■ WORK INSTRUCTIONS: Return every entry exactly.
Start RAW RECORDS
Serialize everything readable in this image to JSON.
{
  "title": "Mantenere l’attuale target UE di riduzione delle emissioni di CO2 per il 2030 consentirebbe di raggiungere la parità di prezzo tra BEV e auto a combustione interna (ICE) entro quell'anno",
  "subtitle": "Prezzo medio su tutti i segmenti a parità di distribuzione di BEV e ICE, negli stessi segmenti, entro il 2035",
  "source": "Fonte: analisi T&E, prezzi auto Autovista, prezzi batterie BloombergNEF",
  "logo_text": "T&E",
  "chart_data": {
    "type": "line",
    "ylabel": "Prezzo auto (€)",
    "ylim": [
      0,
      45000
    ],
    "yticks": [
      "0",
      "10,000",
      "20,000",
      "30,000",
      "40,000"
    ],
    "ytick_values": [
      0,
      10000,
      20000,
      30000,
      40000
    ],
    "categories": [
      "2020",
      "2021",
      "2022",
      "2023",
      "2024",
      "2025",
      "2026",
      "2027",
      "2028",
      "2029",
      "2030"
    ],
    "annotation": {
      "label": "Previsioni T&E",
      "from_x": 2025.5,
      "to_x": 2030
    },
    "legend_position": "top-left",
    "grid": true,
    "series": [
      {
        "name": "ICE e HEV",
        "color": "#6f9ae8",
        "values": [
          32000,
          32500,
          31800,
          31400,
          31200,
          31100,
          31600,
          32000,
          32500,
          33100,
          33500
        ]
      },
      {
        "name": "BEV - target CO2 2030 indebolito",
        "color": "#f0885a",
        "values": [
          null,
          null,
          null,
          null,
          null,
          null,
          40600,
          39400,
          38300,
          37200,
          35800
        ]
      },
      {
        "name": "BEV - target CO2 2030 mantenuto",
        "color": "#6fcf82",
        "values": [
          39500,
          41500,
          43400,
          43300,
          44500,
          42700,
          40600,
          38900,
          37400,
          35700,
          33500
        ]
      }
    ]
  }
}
End RAW RECORDS
■ WRITTEN ANSWER:
Serialize everything readable in this image to JSON.
{
  "title": "Mantenere l’attuale target UE di riduzione delle emissioni di CO2 per il 2030 consentirebbe di raggiungere la parità di prezzo tra BEV e auto a combustione interna (ICE) entro quell'anno",
  "subtitle": "Prezzo medio su tutti i segmenti a parità di distribuzione di BEV e ICE, negli stessi segmenti, entro il 2035",
  "source": "Fonte: analisi T&E, prezzi auto Autovista, prezzi batterie BloombergNEF",
  "logo_text": "T&E",
  "chart_data": {
    "type": "line",
    "ylabel": "Prezzo auto (€)",
    "ylim": [
      0,
      45000
    ],
    "yticks": [
      "0",
      "10,000",
      "20,000",
      "30,000",
      "40,000"
    ],
    "ytick_values": [
      0,
      10000,
      20000,
      30000,
      40000
    ],
    "categories": [
      "2020",
      "2021",
      "2022",
      "2023",
      "2024",
      "2025",
      "2026",
      "2027",
      "2028",
      "2029",
      "2030"
    ],
    "annotation": {
      "label": "Previsioni T&E",
      "from_x": 2025.5,
      "to_x": 2030
    },
    "legend_position": "top-left",
    "grid": true,
    "series": [
      {
        "name": "ICE e HEV",
        "color": "#6f9ae8",
        "values": [
          32000,
          32500,
          31800,
          31400,
          31200,
          31100,
          31600,
          32000,
          32500,
          33100,
          33500
        ]
      },
      {
        "name": "BEV - target CO2 2030 indebolito",
        "color": "#f0885a",
        "values": [
          null,
          null,
          null,
          null,
          null,
          null,
          40600,
          39400,
          38300,
          37200,
          35800
        ]
      },
      {
        "name": "BEV - target CO2 2030 mantenuto",
        "color": "#6fcf82",
        "values": [
          39500,
          41500,
          43400,
          43300,
          44500,
          42700,
          40600,
          38900,
          37400,
          35700,
          33500
        ]
      }
    ]
  }
}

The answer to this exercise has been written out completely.